== What you should do ==
Repeat, exactly and in full, the lines of the listing below, but without any pictures.

== Entries provided ==
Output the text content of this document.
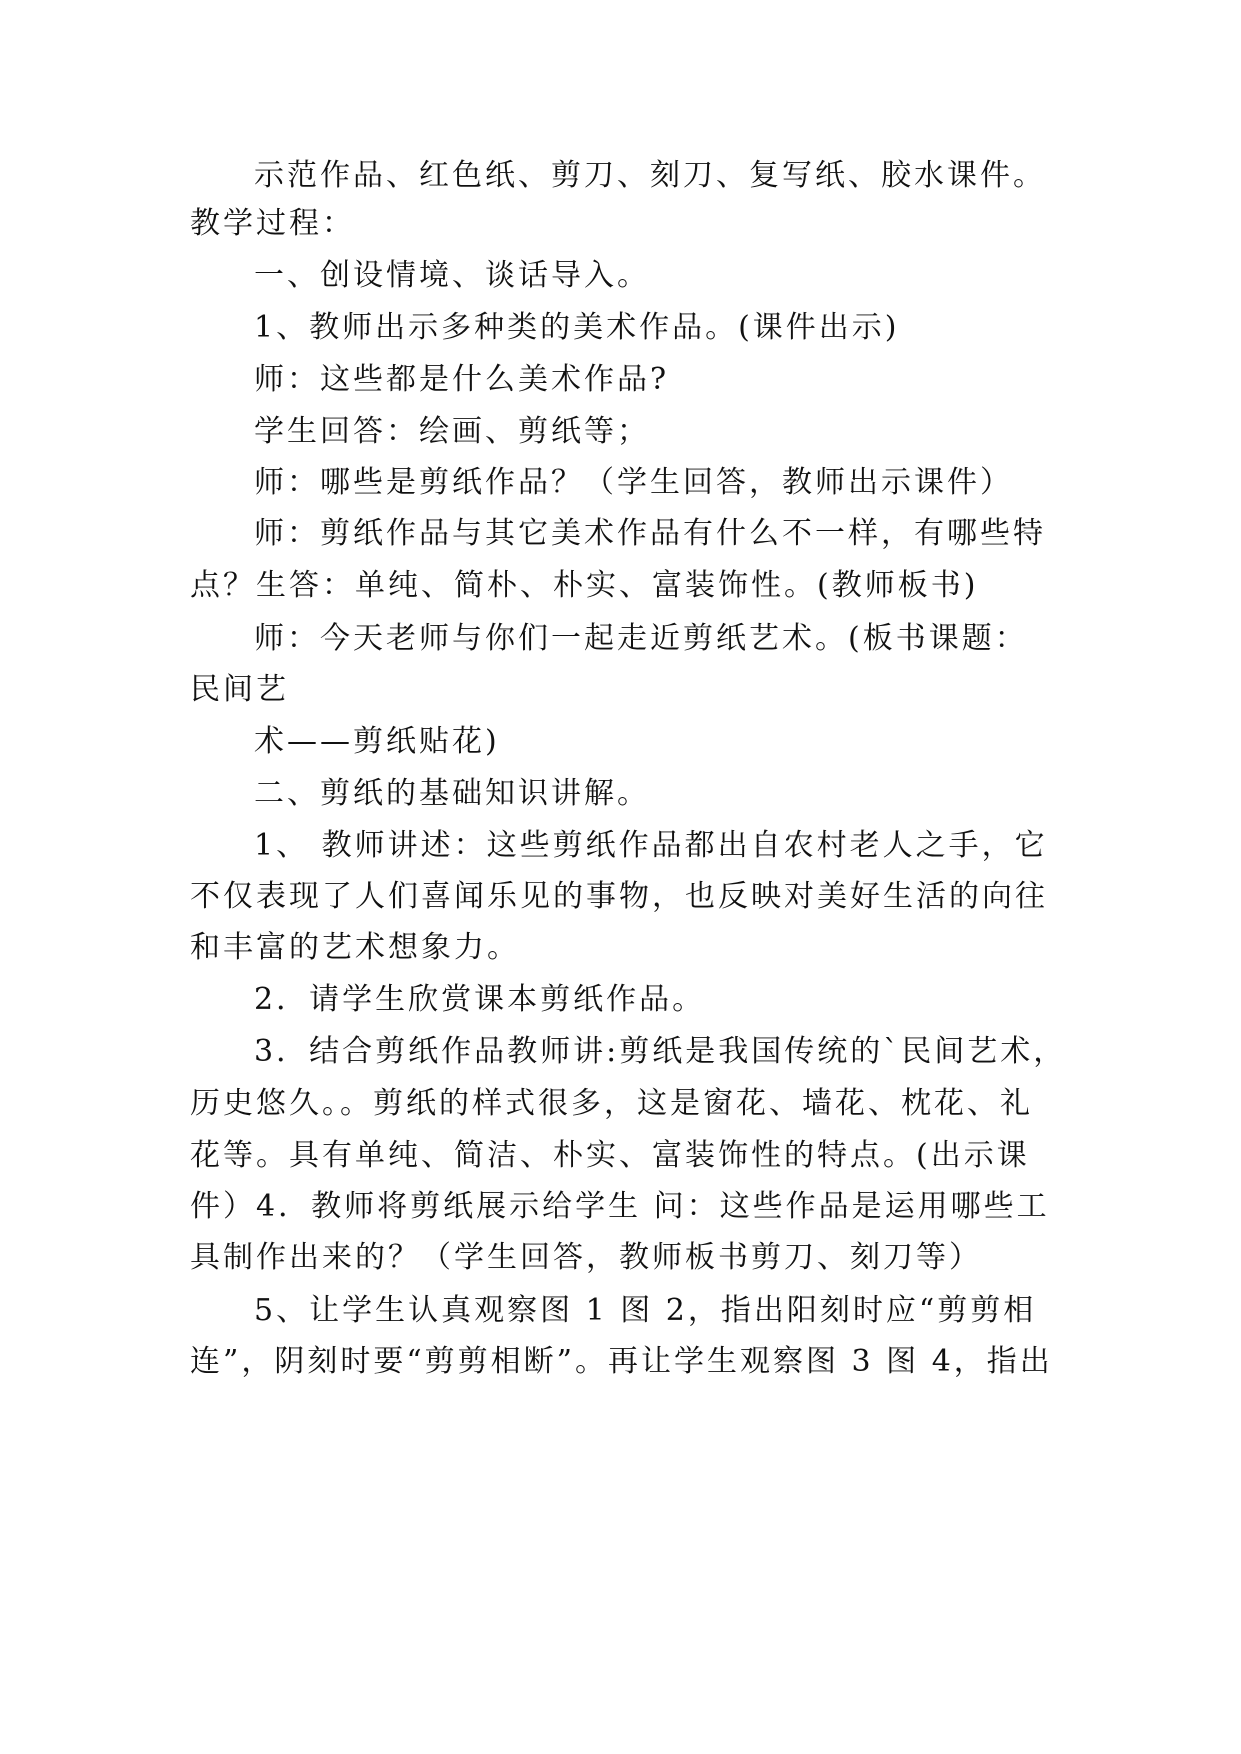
示范作品、红色纸、剪刀、刻刀、复写纸、胶水课件。
教学过程：
一、创设情境、谈话导入。
1、教师出示多种类的美术作品。(课件出示)
师：这些都是什么美术作品?
学生回答：绘画、剪纸等；
师：哪些是剪纸作品？（学生回答，教师出示课件）
师：剪纸作品与其它美术作品有什么不一样，有哪些特
点？生答：单纯、简朴、朴实、富装饰性。(教师板书)
师：今天老师与你们一起走近剪纸艺术。(板书课题：
民间艺
术——剪纸贴花)
二、剪纸的基础知识讲解。
1、 教师讲述：这些剪纸作品都出自农村老人之手，它
不仅表现了人们喜闻乐见的事物，也反映对美好生活的向往
和丰富的艺术想象力。
2．请学生欣赏课本剪纸作品。
3．结合剪纸作品教师讲:剪纸是我国传统的`民间艺术，
历史悠久。。剪纸的样式很多，这是窗花、墙花、枕花、礼
花等。具有单纯、简洁、朴实、富装饰性的特点。(出示课
件）4．教师将剪纸展示给学生 问：这些作品是运用哪些工
具制作出来的？（学生回答，教师板书剪刀、刻刀等）
5、让学生认真观察图 1 图 2，指出阳刻时应“剪剪相
连”，阴刻时要“剪剪相断”。再让学生观察图 3 图 4，指出
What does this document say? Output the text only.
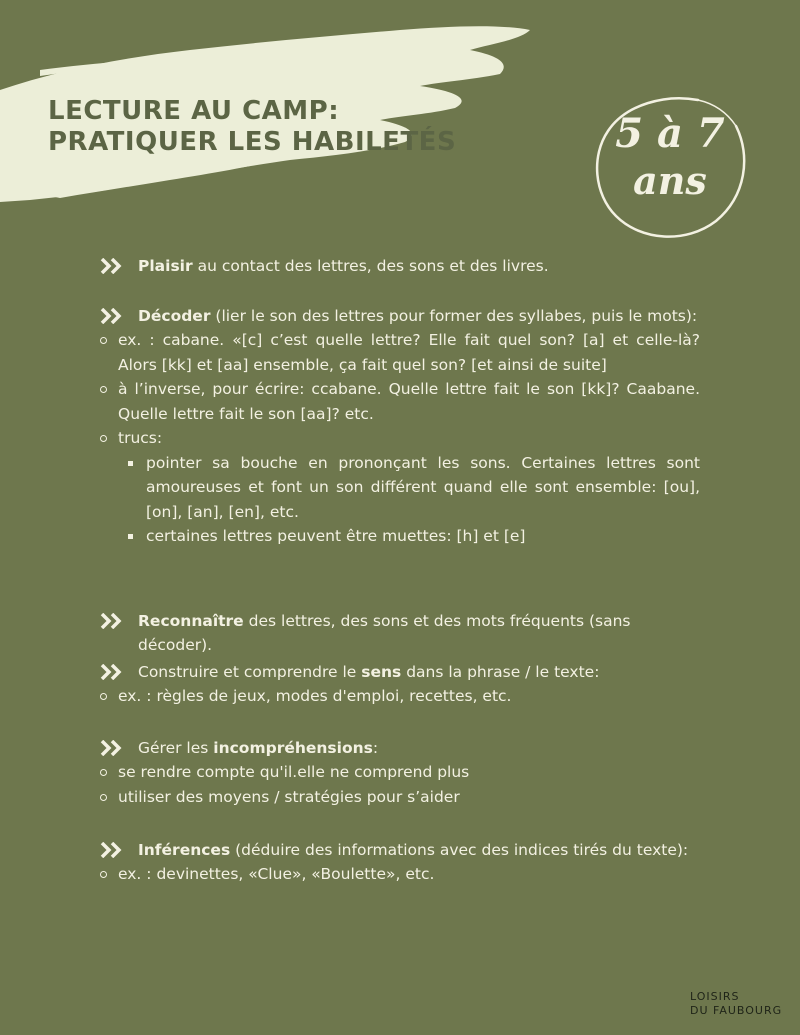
LECTURE AU CAMP:
PRATIQUER LES HABILETÉS	5 à 7
ans
Plaisir au contact des lettres, des sons et des livres.
Décoder (lier le son des lettres pour former des syllabes, puis le mots):
ex. : cabane. «[c] c’est quelle lettre? Elle fait quel son? [a] et celle-là? Alors [kk] et [aa] ensemble, ça fait quel son? [et ainsi de suite]
à l’inverse, pour écrire: ccabane. Quelle lettre fait le son [kk]? Caabane. Quelle lettre fait le son [aa]? etc.
trucs:
pointer sa bouche en prononçant les sons. Certaines lettres sont amoureuses et font un son différent quand elle sont ensemble: [ou], [on], [an], [en], etc.
certaines lettres peuvent être muettes: [h] et [e]
Reconnaître des lettres, des sons et des mots fréquents (sans décoder).
Construire et comprendre le sens dans la phrase / le texte:
ex. : règles de jeux, modes d'emploi, recettes, etc.
Gérer les incompréhensions:
se rendre compte qu'il.elle ne comprend plus
utiliser des moyens / stratégies pour s’aider
Inférences (déduire des informations avec des indices tirés du texte):
ex. : devinettes, «Clue», «Boulette», etc.
LOISIRS
DU FAUBOURG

== Reply ==
Output the text content of this document.
示范作品、红色纸、剪刀、刻刀、复写纸、胶水课件。
教学过程：
一、创设情境、谈话导入。
1、教师出示多种类的美术作品。(课件出示)
师：这些都是什么美术作品?
学生回答：绘画、剪纸等；
师：哪些是剪纸作品？（学生回答，教师出示课件）
师：剪纸作品与其它美术作品有什么不一样，有哪些特
点？生答：单纯、简朴、朴实、富装饰性。(教师板书)
师：今天老师与你们一起走近剪纸艺术。(板书课题：
民间艺
术——剪纸贴花)
二、剪纸的基础知识讲解。
1、 教师讲述：这些剪纸作品都出自农村老人之手，它
不仅表现了人们喜闻乐见的事物，也反映对美好生活的向往
和丰富的艺术想象力。
2．请学生欣赏课本剪纸作品。
3．结合剪纸作品教师讲:剪纸是我国传统的`民间艺术，
历史悠久。。剪纸的样式很多，这是窗花、墙花、枕花、礼
花等。具有单纯、简洁、朴实、富装饰性的特点。(出示课
件）4．教师将剪纸展示给学生 问：这些作品是运用哪些工
具制作出来的？（学生回答，教师板书剪刀、刻刀等）
5、让学生认真观察图 1 图 2，指出阳刻时应“剪剪相
连”，阴刻时要“剪剪相断”。再让学生观察图 3 图 4，指出
What does this document say? Output the text only.
LECTURE AU CAMP:
PRATIQUER LES HABILETÉS	5 à 7
ans
Plaisir au contact des lettres, des sons et des livres.
Décoder (lier le son des lettres pour former des syllabes, puis le mots):
ex. : cabane. «[c] c’est quelle lettre? Elle fait quel son? [a] et celle-là? Alors [kk] et [aa] ensemble, ça fait quel son? [et ainsi de suite]
à l’inverse, pour écrire: ccabane. Quelle lettre fait le son [kk]? Caabane. Quelle lettre fait le son [aa]? etc.
trucs:
pointer sa bouche en prononçant les sons. Certaines lettres sont amoureuses et font un son différent quand elle sont ensemble: [ou], [on], [an], [en], etc.
certaines lettres peuvent être muettes: [h] et [e]
Reconnaître des lettres, des sons et des mots fréquents (sans décoder).
Construire et comprendre le sens dans la phrase / le texte:
ex. : règles de jeux, modes d'emploi, recettes, etc.
Gérer les incompréhensions:
se rendre compte qu'il.elle ne comprend plus
utiliser des moyens / stratégies pour s’aider
Inférences (déduire des informations avec des indices tirés du texte):
ex. : devinettes, «Clue», «Boulette», etc.
LOISIRS
DU FAUBOURG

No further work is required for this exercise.